**Aim of the exercise:** Using the listing below, extract each line that has the word "JSON" in it.

**Extracted material:**
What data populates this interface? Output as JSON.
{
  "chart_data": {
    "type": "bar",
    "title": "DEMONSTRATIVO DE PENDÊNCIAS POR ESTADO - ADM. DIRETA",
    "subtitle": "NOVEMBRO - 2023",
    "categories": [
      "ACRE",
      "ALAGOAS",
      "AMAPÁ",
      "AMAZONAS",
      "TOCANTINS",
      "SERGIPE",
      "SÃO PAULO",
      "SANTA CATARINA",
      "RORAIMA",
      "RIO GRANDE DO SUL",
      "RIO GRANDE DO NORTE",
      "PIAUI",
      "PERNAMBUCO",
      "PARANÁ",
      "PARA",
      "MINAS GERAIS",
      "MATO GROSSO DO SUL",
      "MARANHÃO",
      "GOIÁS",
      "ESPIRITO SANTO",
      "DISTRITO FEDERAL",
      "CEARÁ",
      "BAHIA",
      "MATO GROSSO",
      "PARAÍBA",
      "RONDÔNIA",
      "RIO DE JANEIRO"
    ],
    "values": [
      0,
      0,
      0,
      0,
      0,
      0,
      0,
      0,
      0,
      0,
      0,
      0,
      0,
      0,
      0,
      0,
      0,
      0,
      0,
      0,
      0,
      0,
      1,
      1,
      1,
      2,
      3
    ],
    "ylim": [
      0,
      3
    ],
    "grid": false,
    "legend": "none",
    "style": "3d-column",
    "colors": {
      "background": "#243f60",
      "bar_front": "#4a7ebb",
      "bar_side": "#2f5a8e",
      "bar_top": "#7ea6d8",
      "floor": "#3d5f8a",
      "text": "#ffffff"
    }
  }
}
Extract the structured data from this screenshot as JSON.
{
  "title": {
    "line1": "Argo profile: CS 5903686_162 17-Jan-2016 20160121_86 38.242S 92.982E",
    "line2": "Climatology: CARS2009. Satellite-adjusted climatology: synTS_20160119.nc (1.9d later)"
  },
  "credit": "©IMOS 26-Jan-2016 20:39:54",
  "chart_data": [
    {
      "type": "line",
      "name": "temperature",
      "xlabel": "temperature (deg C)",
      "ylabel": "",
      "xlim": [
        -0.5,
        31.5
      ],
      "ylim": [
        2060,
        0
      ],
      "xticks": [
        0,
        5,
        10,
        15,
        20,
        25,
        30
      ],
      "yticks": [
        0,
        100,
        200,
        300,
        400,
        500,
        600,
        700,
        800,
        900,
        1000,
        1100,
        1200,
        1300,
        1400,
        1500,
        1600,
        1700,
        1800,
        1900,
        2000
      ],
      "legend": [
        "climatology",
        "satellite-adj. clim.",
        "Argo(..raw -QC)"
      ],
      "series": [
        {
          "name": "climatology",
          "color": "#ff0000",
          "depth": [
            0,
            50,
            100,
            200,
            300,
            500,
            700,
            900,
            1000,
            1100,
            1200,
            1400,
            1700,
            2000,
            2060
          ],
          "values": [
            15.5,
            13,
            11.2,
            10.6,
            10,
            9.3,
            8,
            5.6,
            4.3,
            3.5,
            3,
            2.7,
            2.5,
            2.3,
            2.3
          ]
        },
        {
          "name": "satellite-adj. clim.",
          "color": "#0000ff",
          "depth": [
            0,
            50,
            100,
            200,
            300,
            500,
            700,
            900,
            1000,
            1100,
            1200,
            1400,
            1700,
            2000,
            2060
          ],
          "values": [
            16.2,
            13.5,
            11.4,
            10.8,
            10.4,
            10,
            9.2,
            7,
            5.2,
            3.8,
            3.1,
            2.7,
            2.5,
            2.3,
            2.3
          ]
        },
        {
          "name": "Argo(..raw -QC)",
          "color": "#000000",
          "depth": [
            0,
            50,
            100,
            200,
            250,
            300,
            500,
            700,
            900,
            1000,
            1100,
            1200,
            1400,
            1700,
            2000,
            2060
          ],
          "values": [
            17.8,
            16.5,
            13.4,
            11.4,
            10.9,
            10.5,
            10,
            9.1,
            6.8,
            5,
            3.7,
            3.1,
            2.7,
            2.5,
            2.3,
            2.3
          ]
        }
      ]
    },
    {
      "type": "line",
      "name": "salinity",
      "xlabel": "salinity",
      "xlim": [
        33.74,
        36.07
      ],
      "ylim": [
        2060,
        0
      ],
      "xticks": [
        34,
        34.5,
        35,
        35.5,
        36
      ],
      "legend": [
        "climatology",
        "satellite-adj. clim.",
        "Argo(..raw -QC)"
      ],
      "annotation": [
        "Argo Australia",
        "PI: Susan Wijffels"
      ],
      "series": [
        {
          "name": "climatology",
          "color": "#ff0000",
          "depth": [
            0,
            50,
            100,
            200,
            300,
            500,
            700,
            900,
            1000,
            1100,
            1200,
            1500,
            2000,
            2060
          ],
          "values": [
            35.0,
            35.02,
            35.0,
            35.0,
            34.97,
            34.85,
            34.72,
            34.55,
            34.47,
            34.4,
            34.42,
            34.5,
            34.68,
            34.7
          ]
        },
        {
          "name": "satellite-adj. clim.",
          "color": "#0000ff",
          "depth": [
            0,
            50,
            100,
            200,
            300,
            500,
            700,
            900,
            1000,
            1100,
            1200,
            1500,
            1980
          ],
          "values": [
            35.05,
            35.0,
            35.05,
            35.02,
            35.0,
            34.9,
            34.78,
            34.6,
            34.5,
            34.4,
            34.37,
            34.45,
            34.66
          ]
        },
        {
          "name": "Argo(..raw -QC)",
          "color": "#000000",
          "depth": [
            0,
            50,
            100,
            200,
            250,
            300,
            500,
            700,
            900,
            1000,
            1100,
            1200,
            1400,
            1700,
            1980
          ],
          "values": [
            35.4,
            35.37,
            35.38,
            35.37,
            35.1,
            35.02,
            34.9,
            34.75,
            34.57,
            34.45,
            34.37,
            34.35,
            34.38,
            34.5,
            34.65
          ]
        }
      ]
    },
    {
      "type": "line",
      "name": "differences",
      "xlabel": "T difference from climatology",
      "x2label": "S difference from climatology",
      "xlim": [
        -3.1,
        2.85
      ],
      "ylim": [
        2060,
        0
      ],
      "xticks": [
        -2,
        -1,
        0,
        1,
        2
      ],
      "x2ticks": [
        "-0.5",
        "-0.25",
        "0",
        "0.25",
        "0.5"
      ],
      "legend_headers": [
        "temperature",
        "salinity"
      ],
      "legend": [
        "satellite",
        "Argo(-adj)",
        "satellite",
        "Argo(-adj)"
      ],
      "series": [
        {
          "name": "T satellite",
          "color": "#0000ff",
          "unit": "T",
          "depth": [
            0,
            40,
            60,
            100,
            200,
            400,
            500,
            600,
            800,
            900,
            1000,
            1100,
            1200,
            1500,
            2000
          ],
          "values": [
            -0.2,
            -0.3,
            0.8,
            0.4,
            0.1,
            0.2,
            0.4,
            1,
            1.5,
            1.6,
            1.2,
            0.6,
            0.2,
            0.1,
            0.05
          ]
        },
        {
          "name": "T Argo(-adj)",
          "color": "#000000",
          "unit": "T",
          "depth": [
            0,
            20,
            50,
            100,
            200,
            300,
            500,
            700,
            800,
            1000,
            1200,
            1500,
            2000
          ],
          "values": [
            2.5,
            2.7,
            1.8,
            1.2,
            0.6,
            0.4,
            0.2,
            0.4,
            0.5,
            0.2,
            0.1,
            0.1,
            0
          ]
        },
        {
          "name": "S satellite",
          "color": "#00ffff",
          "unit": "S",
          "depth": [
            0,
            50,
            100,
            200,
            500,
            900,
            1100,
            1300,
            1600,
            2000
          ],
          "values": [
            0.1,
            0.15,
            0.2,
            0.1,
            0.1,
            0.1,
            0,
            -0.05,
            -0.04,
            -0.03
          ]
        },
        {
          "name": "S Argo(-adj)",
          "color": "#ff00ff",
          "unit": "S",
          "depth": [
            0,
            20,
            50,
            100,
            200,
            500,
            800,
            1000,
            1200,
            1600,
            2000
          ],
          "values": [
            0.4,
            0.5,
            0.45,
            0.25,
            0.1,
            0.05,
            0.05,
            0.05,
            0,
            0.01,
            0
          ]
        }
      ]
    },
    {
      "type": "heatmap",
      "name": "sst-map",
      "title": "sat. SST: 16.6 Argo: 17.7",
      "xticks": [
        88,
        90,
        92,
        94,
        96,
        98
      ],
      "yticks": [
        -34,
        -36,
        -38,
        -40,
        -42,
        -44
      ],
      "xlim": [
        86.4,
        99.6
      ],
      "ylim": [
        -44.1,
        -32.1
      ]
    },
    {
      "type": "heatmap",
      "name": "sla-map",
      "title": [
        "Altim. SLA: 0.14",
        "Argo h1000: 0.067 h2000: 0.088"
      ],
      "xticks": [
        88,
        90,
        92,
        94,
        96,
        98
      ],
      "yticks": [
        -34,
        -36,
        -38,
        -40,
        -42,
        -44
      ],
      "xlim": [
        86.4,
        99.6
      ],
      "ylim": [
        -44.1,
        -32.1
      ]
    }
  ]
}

**The completed task:**
What data populates this interface? Output as JSON.
Extract the structured data from this screenshot as JSON.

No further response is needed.